EXERCISE GOAL | Every entry below should be repeated exactly; the pictures should not.

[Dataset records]
----

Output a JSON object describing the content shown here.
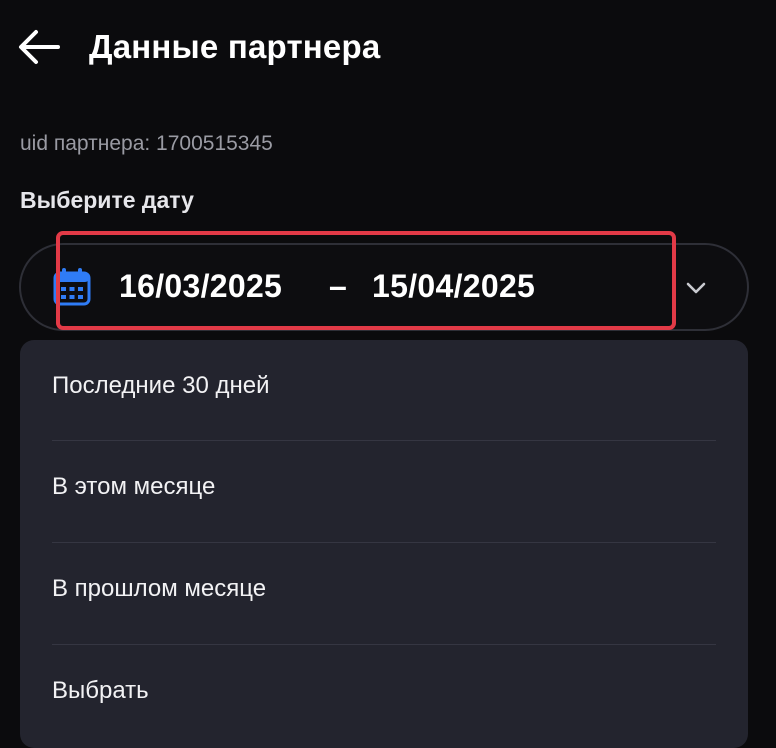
{
  "header": {
    "back_icon": "arrow-left-icon",
    "title": "Данные партнера"
  },
  "partner": {
    "uid_line": "uid партнера: 1700515345"
  },
  "date_section": {
    "label": "Выберите дату",
    "calendar_icon": "calendar-icon",
    "date_from": "16/03/2025",
    "separator": "–",
    "date_to": "15/04/2025",
    "chevron_icon": "chevron-down-icon",
    "highlight_color": "#e23a47",
    "accent_color": "#2f7cf6"
  },
  "dropdown": {
    "options": [
      {
        "label": "Последние 30 дней"
      },
      {
        "label": "В этом месяце"
      },
      {
        "label": "В прошлом месяце"
      },
      {
        "label": "Выбрать"
      }
    ]
  }
}
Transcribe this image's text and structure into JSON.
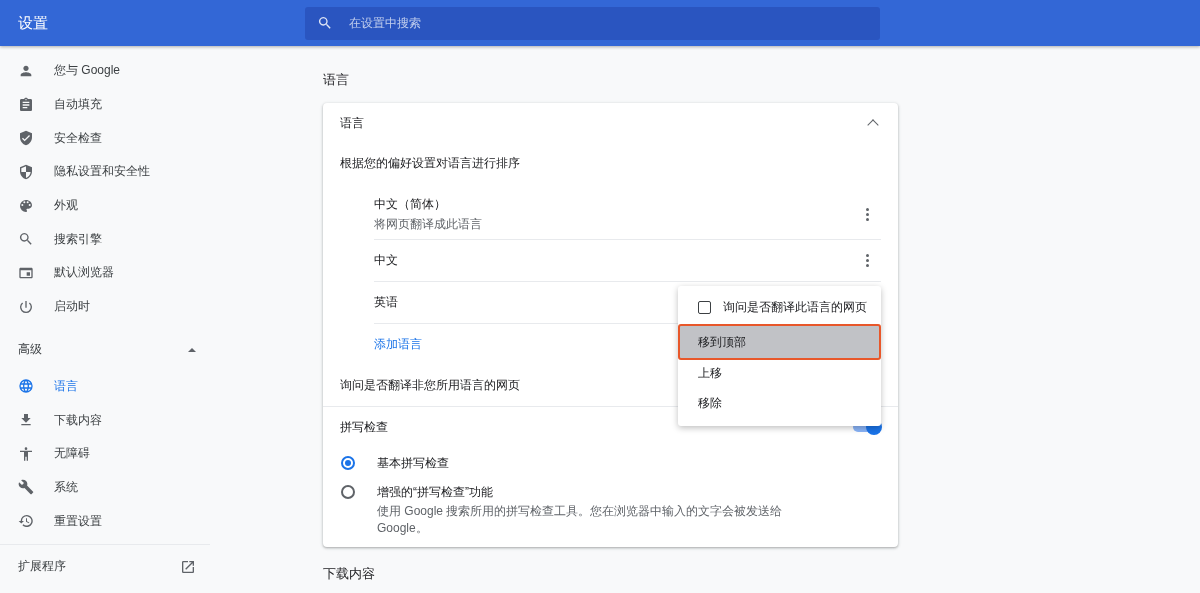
{
  "header": {
    "title": "设置",
    "search": {
      "placeholder": "在设置中搜索"
    }
  },
  "sidebar": {
    "items": [
      {
        "label": "您与 Google",
        "selected": false
      },
      {
        "label": "自动填充",
        "selected": false
      },
      {
        "label": "安全检查",
        "selected": false
      },
      {
        "label": "隐私设置和安全性",
        "selected": false
      },
      {
        "label": "外观",
        "selected": false
      },
      {
        "label": "搜索引擎",
        "selected": false
      },
      {
        "label": "默认浏览器",
        "selected": false
      },
      {
        "label": "启动时",
        "selected": false
      }
    ],
    "advanced": {
      "label": "高级",
      "expanded": true,
      "items": [
        {
          "label": "语言",
          "selected": true
        },
        {
          "label": "下载内容",
          "selected": false
        },
        {
          "label": "无障碍",
          "selected": false
        },
        {
          "label": "系统",
          "selected": false
        },
        {
          "label": "重置设置",
          "selected": false
        }
      ]
    },
    "extensions": {
      "label": "扩展程序"
    }
  },
  "main": {
    "section_title": "语言",
    "card": {
      "title": "语言",
      "expanded": true,
      "order_label": "根据您的偏好设置对语言进行排序",
      "languages": [
        {
          "name": "中文（简体）",
          "subtitle": "将网页翻译成此语言"
        },
        {
          "name": "中文"
        },
        {
          "name": "英语"
        }
      ],
      "add_link": "添加语言",
      "translate_offer": {
        "label": "询问是否翻译非您所用语言的网页"
      },
      "spellcheck": {
        "label": "拼写检查",
        "on": true,
        "options": [
          {
            "label": "基本拼写检查",
            "selected": true
          },
          {
            "label": "增强的“拼写检查”功能",
            "description": "使用 Google 搜索所用的拼写检查工具。您在浏览器中输入的文字会被发送给Google。",
            "selected": false
          }
        ]
      }
    },
    "next_section_title": "下载内容"
  },
  "menu": {
    "items": [
      {
        "kind": "checkbox",
        "label": "询问是否翻译此语言的网页",
        "checked": false
      },
      {
        "kind": "action",
        "label": "移到顶部",
        "selected": true
      },
      {
        "kind": "action",
        "label": "上移",
        "selected": false
      },
      {
        "kind": "action",
        "label": "移除",
        "selected": false
      }
    ]
  }
}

----

WRITTEN SOLUTION |
Output a JSON object describing the content shown here.
{
  "header": {
    "back_icon": "arrow-left-icon",
    "title": "Данные партнера"
  },
  "partner": {
    "uid_line": "uid партнера: 1700515345"
  },
  "date_section": {
    "label": "Выберите дату",
    "calendar_icon": "calendar-icon",
    "date_from": "16/03/2025",
    "separator": "–",
    "date_to": "15/04/2025",
    "chevron_icon": "chevron-down-icon",
    "highlight_color": "#e23a47",
    "accent_color": "#2f7cf6"
  },
  "dropdown": {
    "options": [
      {
        "label": "Последние 30 дней"
      },
      {
        "label": "В этом месяце"
      },
      {
        "label": "В прошлом месяце"
      },
      {
        "label": "Выбрать"
      }
    ]
  }
}
Transcribe this image's text and structure into JSON.
{
  "header": {
    "title": "设置",
    "search": {
      "placeholder": "在设置中搜索"
    }
  },
  "sidebar": {
    "items": [
      {
        "label": "您与 Google",
        "selected": false
      },
      {
        "label": "自动填充",
        "selected": false
      },
      {
        "label": "安全检查",
        "selected": false
      },
      {
        "label": "隐私设置和安全性",
        "selected": false
      },
      {
        "label": "外观",
        "selected": false
      },
      {
        "label": "搜索引擎",
        "selected": false
      },
      {
        "label": "默认浏览器",
        "selected": false
      },
      {
        "label": "启动时",
        "selected": false
      }
    ],
    "advanced": {
      "label": "高级",
      "expanded": true,
      "items": [
        {
          "label": "语言",
          "selected": true
        },
        {
          "label": "下载内容",
          "selected": false
        },
        {
          "label": "无障碍",
          "selected": false
        },
        {
          "label": "系统",
          "selected": false
        },
        {
          "label": "重置设置",
          "selected": false
        }
      ]
    },
    "extensions": {
      "label": "扩展程序"
    }
  },
  "main": {
    "section_title": "语言",
    "card": {
      "title": "语言",
      "expanded": true,
      "order_label": "根据您的偏好设置对语言进行排序",
      "languages": [
        {
          "name": "中文（简体）",
          "subtitle": "将网页翻译成此语言"
        },
        {
          "name": "中文"
        },
        {
          "name": "英语"
        }
      ],
      "add_link": "添加语言",
      "translate_offer": {
        "label": "询问是否翻译非您所用语言的网页"
      },
      "spellcheck": {
        "label": "拼写检查",
        "on": true,
        "options": [
          {
            "label": "基本拼写检查",
            "selected": true
          },
          {
            "label": "增强的“拼写检查”功能",
            "description": "使用 Google 搜索所用的拼写检查工具。您在浏览器中输入的文字会被发送给Google。",
            "selected": false
          }
        ]
      }
    },
    "next_section_title": "下载内容"
  },
  "menu": {
    "items": [
      {
        "kind": "checkbox",
        "label": "询问是否翻译此语言的网页",
        "checked": false
      },
      {
        "kind": "action",
        "label": "移到顶部",
        "selected": true
      },
      {
        "kind": "action",
        "label": "上移",
        "selected": false
      },
      {
        "kind": "action",
        "label": "移除",
        "selected": false
      }
    ]
  }
}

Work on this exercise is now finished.